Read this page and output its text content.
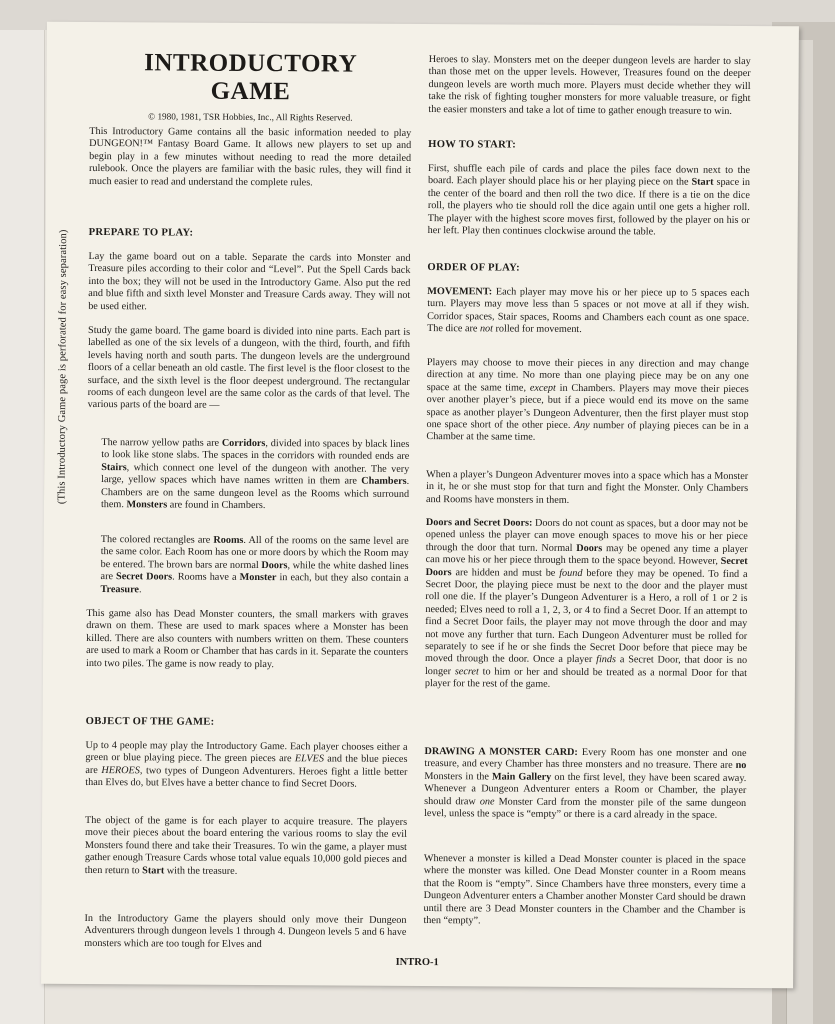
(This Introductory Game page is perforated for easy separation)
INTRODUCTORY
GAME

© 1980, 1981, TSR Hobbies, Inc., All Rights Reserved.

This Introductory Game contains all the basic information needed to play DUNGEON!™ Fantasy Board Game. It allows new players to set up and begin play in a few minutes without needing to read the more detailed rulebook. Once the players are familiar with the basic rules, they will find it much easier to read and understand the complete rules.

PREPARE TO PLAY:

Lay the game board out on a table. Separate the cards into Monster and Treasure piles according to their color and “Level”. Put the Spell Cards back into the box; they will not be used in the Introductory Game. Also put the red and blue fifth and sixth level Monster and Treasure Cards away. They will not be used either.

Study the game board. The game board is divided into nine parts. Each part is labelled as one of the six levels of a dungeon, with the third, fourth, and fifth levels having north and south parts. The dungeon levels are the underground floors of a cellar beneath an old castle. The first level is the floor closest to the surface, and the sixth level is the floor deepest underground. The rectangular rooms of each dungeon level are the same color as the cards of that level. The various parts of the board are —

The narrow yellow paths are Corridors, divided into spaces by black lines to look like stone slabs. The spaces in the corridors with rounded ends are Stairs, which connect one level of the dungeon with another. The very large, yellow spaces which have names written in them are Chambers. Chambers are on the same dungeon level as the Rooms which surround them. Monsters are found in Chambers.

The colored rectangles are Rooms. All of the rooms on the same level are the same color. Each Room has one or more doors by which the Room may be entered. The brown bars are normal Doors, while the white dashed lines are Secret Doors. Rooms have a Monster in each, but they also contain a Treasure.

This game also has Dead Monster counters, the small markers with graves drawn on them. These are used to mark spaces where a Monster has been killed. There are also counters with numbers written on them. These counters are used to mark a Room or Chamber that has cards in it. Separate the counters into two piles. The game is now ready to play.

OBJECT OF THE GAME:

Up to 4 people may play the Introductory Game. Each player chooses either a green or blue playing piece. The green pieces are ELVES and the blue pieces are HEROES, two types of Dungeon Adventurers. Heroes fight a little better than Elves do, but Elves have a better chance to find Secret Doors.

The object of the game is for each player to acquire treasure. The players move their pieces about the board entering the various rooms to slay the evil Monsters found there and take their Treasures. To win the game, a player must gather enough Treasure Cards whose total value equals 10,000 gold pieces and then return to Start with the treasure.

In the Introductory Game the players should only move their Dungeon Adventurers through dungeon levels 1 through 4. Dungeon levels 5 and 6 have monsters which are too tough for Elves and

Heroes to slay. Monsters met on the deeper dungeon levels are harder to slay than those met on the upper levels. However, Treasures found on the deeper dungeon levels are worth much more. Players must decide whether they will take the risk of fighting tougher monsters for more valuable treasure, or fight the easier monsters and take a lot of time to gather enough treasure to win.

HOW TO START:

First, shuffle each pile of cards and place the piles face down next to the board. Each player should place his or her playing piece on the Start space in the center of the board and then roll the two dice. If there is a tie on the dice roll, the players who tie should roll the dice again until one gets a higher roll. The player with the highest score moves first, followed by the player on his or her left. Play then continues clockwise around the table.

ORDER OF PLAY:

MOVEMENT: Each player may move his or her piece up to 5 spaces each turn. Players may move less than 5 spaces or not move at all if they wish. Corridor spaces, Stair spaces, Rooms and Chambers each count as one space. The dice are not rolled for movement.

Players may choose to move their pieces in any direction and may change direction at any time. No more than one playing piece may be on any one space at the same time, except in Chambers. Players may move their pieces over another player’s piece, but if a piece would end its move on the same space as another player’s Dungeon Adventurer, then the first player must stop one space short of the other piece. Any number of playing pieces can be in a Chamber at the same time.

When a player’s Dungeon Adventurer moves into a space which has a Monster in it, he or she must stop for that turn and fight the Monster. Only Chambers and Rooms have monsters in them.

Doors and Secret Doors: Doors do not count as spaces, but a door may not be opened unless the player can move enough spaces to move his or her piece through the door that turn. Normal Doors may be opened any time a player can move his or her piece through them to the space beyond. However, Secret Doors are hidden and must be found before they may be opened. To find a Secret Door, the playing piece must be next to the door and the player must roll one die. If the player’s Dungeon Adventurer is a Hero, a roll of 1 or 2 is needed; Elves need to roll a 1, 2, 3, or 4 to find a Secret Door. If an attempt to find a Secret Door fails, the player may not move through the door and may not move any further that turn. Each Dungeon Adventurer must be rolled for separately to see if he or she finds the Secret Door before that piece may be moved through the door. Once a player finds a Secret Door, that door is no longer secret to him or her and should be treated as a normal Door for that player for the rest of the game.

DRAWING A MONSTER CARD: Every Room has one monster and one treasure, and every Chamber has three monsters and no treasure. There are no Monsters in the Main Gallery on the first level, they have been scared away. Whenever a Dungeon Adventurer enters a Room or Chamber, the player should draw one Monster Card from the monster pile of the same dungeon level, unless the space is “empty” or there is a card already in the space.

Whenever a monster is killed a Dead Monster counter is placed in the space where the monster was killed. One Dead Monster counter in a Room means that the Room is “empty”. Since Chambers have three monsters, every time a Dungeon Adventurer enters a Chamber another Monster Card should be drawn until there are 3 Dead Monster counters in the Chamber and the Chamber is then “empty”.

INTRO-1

==

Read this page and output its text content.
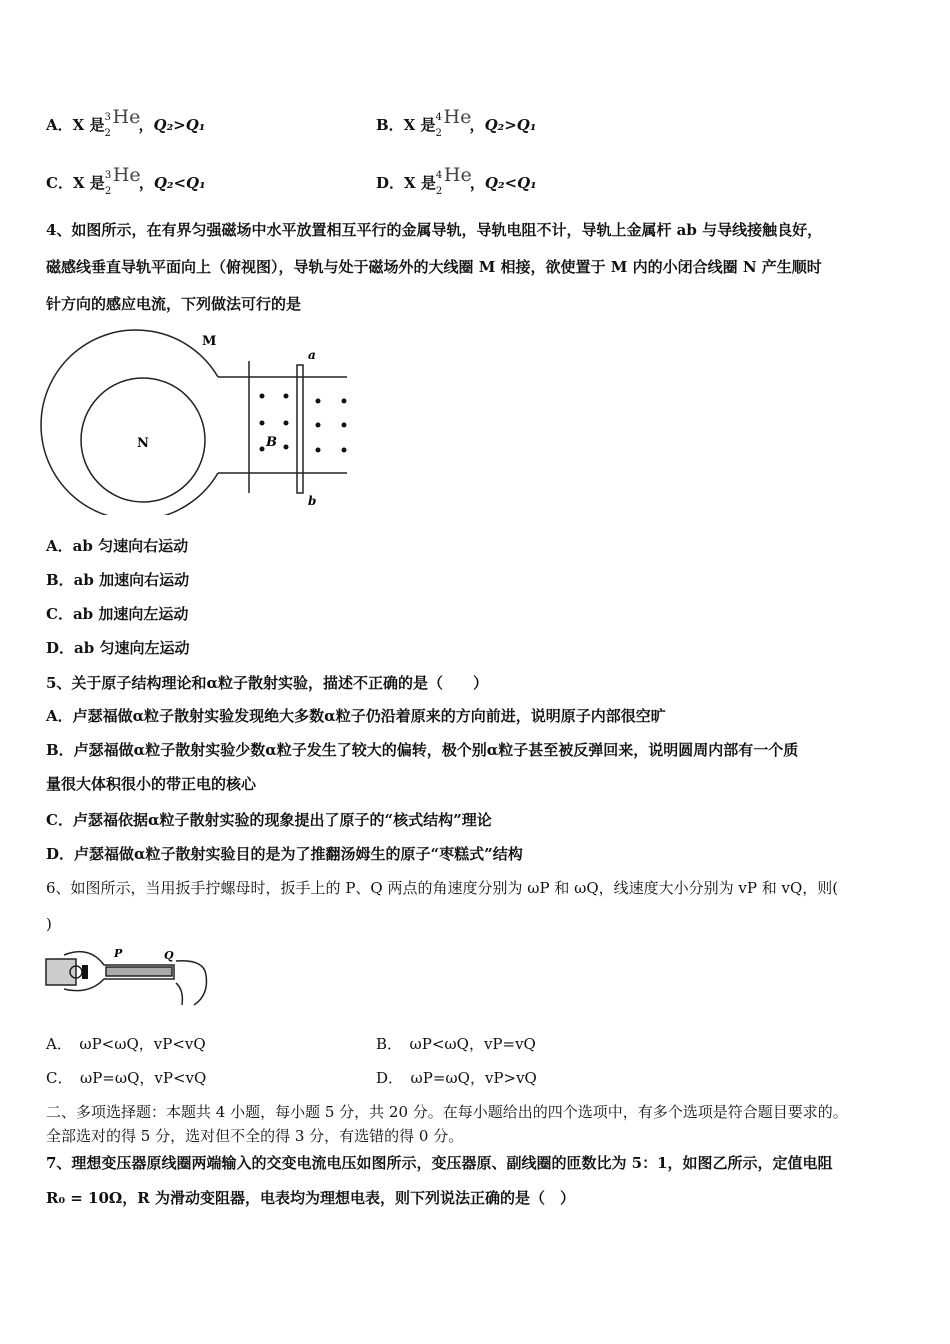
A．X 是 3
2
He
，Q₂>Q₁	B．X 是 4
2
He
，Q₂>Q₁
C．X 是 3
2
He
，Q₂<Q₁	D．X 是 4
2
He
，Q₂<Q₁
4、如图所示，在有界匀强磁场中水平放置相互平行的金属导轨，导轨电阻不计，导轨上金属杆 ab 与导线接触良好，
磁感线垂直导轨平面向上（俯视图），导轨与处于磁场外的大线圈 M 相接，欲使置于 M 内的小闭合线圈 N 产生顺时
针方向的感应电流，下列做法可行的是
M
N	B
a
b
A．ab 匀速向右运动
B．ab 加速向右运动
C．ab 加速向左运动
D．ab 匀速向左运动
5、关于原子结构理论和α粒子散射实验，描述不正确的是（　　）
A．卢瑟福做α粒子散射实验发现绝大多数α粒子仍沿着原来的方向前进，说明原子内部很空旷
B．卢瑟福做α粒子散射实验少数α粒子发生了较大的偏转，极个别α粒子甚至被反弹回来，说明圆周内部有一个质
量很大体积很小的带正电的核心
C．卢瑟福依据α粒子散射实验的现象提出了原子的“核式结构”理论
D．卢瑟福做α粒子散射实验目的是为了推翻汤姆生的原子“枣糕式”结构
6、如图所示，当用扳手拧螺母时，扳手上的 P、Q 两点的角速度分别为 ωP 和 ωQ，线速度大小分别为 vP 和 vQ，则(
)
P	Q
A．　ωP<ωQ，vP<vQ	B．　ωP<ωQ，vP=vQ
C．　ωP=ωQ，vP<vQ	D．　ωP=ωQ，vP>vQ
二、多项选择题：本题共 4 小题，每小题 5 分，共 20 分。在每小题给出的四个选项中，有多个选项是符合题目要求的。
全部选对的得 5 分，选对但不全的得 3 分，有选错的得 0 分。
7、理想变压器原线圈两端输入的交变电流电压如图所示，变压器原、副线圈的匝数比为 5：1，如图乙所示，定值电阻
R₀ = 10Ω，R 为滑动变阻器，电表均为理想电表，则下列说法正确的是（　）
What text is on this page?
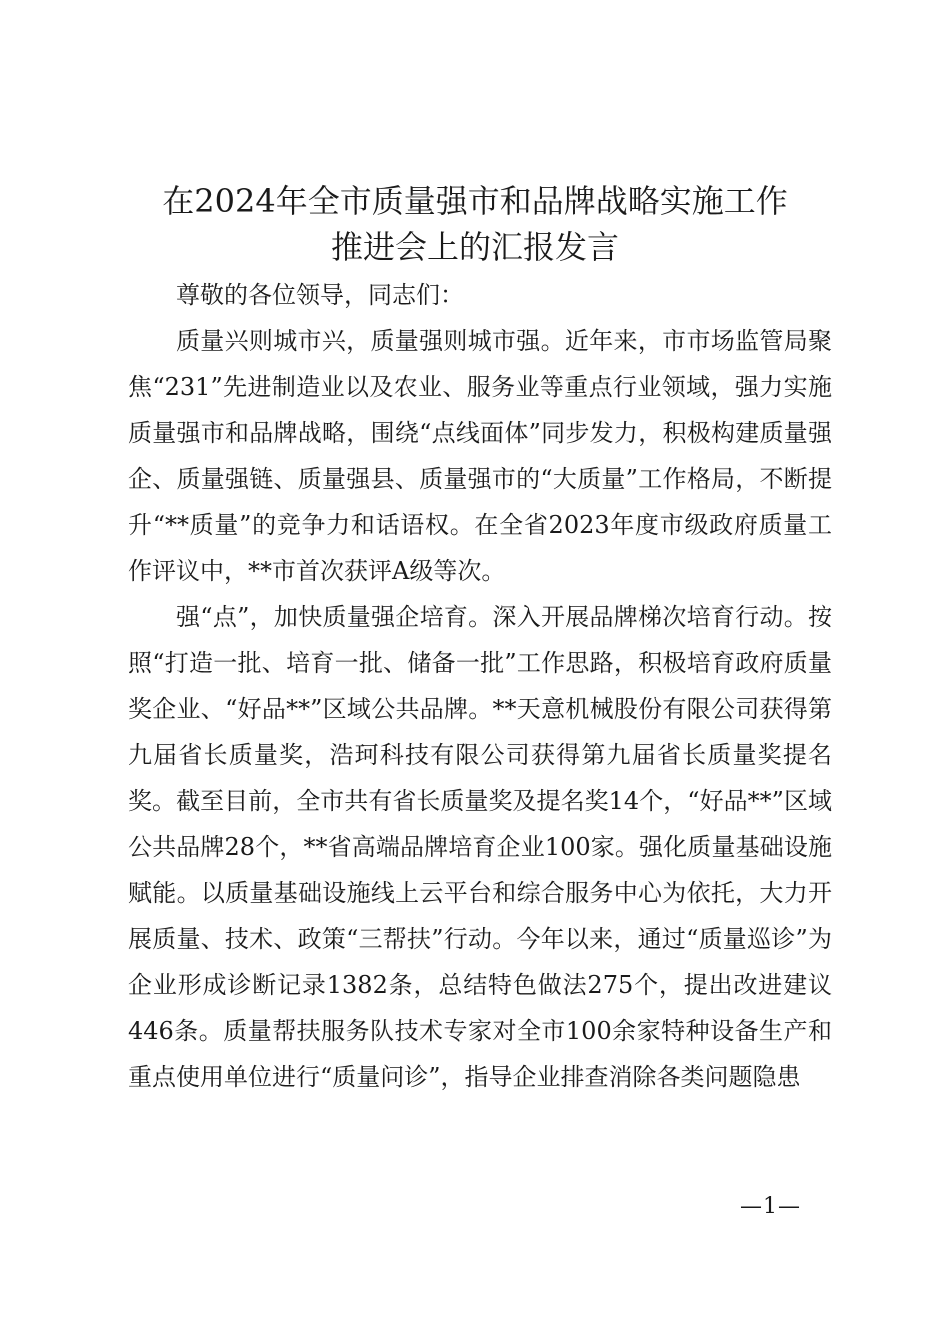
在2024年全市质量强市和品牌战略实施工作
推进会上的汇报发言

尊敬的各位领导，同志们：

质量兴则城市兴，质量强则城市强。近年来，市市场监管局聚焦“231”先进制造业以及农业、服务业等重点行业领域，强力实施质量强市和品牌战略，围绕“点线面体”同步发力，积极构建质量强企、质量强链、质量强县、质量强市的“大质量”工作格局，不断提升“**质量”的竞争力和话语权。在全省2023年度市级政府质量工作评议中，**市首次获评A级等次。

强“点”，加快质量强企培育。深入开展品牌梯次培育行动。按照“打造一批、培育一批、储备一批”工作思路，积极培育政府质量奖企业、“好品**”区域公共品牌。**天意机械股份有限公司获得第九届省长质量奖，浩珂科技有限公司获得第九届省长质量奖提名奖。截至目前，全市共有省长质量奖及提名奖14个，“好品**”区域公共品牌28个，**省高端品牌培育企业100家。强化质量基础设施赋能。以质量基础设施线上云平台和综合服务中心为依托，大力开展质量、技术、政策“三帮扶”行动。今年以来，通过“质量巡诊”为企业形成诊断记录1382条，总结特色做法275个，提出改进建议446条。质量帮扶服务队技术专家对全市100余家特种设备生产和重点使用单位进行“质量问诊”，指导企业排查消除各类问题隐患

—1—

Direction:
From the material above, gather all lines that include the string "page" and copy them.

Answer to the exercise:
Read this page and output its text content.
(This Introductory Game page is perforated for easy separation)
Read this page and output its text content.
What text is on this page?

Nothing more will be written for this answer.